══ The input ══
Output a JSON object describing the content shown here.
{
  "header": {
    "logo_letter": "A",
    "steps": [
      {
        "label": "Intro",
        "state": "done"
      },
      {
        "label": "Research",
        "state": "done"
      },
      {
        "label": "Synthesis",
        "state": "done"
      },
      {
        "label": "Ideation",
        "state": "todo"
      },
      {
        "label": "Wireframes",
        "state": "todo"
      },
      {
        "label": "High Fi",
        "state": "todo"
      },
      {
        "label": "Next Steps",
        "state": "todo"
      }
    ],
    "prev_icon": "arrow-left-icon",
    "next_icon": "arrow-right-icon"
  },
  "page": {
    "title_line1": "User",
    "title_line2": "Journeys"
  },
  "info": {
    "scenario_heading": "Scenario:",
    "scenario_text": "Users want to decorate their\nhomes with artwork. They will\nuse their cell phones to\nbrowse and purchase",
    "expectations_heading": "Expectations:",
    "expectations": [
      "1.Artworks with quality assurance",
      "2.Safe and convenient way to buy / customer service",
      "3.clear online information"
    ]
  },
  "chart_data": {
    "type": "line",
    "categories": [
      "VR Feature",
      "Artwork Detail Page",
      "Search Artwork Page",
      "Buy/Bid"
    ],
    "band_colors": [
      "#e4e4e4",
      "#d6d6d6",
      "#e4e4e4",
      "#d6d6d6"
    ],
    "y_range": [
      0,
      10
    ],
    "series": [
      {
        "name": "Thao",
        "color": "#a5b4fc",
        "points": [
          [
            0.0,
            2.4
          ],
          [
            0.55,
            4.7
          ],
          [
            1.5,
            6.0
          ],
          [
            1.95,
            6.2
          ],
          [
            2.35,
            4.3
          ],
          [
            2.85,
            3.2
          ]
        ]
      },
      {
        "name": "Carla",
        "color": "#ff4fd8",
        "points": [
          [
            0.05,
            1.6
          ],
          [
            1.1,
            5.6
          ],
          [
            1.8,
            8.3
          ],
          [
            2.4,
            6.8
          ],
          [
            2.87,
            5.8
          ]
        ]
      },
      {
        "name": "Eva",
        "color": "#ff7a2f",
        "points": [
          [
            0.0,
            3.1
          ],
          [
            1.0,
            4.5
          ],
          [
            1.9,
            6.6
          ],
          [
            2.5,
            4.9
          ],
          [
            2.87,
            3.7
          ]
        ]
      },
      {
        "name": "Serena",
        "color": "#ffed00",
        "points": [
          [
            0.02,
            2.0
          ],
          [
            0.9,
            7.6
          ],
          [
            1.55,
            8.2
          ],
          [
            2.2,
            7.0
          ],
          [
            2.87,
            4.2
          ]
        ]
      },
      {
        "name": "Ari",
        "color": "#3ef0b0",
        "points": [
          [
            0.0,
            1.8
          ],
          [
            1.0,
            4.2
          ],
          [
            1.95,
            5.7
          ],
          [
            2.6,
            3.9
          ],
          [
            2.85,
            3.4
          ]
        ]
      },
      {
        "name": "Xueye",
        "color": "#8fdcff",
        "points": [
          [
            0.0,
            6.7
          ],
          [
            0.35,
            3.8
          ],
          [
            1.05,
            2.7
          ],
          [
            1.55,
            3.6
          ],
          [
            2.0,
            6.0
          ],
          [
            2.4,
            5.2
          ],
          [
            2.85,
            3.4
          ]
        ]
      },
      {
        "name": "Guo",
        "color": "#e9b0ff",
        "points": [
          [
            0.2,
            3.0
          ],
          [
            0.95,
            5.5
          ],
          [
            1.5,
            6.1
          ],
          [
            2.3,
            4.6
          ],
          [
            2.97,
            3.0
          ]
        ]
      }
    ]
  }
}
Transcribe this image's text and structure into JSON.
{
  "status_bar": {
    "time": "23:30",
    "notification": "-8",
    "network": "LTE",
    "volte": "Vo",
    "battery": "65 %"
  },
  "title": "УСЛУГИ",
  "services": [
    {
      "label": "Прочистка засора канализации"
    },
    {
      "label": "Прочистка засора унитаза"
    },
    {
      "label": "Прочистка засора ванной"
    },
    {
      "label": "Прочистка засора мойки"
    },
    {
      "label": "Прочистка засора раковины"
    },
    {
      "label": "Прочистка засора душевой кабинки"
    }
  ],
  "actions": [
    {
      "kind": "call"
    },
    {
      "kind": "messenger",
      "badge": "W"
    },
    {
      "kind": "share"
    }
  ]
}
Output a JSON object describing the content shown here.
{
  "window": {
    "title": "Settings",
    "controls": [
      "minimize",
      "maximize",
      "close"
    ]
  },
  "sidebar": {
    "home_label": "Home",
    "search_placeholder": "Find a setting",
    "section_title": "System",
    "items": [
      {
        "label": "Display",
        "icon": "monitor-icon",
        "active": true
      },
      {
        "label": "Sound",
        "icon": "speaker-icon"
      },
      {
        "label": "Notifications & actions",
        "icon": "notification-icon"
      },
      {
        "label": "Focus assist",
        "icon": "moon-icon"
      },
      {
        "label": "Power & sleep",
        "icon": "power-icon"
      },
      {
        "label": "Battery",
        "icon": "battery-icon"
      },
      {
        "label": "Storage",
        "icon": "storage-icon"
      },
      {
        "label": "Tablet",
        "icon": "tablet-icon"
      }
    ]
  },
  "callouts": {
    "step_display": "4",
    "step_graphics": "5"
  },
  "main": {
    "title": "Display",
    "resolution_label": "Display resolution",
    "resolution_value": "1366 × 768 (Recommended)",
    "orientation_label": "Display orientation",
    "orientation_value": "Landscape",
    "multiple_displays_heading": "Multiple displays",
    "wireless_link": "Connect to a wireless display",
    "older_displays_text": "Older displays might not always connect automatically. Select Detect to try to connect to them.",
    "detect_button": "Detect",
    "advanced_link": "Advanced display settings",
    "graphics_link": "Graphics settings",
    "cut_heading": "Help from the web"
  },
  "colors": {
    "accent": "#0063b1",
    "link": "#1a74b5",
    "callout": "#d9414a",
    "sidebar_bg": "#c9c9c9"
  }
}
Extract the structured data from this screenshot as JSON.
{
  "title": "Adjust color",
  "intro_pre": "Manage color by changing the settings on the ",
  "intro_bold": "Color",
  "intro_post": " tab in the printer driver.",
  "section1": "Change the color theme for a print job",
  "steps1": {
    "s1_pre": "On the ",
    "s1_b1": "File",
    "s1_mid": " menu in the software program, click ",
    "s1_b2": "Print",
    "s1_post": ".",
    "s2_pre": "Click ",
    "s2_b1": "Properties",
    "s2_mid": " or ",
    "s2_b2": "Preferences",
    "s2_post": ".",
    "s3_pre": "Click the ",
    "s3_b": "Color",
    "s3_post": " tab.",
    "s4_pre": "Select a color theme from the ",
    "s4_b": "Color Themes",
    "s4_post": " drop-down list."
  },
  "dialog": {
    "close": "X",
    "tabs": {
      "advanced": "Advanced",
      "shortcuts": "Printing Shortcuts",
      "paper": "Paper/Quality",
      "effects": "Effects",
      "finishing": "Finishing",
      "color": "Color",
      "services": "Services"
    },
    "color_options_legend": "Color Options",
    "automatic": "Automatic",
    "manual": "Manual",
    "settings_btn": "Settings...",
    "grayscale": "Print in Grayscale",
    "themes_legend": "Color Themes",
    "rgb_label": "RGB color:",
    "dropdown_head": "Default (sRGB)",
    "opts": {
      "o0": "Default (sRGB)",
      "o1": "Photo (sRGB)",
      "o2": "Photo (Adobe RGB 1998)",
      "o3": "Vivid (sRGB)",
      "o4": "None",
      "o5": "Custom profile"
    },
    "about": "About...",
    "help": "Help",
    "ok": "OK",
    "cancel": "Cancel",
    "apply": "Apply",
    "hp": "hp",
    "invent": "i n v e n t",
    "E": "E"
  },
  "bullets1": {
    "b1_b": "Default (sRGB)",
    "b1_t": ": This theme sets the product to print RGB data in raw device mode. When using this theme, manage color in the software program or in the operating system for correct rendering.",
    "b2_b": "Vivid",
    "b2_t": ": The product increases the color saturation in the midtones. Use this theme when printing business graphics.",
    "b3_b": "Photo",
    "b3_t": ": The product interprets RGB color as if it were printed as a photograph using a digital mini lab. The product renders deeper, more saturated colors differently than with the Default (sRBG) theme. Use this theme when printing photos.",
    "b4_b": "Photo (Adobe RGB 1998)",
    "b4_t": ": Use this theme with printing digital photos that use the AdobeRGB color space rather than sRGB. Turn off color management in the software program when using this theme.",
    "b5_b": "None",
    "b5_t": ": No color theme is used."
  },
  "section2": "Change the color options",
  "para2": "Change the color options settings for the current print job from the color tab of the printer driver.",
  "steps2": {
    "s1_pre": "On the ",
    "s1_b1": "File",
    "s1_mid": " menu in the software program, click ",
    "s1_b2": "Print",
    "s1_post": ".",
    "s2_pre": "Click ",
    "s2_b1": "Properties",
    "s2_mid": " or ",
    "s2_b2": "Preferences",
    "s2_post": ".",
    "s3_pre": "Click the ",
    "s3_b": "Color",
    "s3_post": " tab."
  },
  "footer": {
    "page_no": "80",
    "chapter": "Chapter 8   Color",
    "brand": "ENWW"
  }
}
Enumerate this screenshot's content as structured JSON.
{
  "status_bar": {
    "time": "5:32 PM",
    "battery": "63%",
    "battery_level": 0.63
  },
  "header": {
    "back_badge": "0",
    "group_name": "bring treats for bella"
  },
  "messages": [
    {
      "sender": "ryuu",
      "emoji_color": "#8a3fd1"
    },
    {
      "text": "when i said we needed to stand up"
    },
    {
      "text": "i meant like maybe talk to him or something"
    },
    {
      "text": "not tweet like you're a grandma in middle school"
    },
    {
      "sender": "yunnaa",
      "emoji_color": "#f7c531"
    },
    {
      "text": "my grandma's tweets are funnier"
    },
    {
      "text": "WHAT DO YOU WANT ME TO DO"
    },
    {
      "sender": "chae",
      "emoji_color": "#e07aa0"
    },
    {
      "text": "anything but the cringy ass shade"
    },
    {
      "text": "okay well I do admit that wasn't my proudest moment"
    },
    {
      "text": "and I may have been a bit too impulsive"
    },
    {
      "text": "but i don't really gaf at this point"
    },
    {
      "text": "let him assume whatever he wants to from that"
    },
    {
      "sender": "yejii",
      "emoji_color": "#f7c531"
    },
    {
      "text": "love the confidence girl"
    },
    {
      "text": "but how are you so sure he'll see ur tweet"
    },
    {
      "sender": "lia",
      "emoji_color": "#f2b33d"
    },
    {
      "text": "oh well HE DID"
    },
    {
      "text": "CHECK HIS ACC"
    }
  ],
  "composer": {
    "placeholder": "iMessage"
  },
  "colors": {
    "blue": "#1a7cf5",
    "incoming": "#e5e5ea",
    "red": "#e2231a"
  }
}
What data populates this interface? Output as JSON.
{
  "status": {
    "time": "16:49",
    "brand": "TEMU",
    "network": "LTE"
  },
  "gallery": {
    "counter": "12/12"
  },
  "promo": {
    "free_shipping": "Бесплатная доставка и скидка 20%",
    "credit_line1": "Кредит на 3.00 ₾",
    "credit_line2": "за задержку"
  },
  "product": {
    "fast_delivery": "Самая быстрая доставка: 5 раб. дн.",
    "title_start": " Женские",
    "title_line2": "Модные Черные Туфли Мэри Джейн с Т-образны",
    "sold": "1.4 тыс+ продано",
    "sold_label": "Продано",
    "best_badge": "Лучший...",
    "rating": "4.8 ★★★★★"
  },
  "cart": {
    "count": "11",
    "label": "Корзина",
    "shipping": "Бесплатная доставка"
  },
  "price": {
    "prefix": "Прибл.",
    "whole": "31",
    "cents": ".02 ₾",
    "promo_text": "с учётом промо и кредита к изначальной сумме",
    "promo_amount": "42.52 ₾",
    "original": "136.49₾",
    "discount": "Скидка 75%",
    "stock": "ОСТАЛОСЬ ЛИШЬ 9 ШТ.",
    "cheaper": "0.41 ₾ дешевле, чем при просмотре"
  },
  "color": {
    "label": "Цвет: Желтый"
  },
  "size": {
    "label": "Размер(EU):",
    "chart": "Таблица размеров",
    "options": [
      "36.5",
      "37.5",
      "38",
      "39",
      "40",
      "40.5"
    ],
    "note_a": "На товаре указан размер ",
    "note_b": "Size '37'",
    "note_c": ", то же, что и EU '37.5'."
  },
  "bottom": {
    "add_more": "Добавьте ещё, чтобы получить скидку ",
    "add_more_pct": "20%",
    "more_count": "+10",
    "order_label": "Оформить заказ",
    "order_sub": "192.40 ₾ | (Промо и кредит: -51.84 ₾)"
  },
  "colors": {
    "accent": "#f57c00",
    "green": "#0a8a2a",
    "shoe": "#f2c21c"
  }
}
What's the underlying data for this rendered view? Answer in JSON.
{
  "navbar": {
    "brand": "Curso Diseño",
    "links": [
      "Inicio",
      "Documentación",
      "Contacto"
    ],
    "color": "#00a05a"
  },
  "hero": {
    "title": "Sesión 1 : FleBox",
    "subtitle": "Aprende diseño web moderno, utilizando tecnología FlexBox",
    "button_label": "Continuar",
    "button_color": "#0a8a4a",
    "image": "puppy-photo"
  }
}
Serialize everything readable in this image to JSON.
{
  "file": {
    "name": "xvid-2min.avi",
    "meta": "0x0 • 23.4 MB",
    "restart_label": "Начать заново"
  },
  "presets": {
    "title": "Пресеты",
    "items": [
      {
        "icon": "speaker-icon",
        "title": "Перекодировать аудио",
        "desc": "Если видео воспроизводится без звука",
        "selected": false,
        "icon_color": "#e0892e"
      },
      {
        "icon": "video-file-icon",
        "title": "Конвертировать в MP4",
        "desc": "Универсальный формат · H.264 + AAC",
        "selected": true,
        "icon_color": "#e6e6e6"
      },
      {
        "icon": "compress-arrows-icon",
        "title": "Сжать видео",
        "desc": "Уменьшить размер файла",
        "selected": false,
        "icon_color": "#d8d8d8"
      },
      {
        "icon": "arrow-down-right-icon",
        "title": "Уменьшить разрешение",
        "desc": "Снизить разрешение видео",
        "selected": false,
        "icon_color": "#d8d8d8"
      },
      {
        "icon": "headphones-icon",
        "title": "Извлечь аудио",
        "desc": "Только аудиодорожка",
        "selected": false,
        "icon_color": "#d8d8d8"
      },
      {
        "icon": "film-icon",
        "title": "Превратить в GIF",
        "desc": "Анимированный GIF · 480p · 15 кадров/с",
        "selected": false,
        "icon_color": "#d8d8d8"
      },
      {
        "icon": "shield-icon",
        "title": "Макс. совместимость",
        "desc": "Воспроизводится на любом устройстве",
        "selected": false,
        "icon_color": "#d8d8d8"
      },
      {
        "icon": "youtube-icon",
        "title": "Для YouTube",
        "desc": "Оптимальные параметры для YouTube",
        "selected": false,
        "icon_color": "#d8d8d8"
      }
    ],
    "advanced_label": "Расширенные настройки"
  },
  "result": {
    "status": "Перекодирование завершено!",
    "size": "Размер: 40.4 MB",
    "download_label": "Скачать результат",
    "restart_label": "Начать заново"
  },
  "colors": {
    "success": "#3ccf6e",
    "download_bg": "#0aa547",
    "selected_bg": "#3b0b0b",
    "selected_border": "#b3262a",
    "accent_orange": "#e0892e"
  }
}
═══
▸ **Written request**: List every line above that contains the word "Default".

▸ **Problem solution**:
    "dropdown_head": "Default (sRGB)",
      "o0": "Default (sRGB)",
    "b1_b": "Default (sRGB)",
    "b3_t": ": The product interprets RGB color as if it were printed as a photograph using a digital mini lab. The product renders deeper, more saturated colors differently than with the Default (sRBG) theme. Use this theme when printing photos.",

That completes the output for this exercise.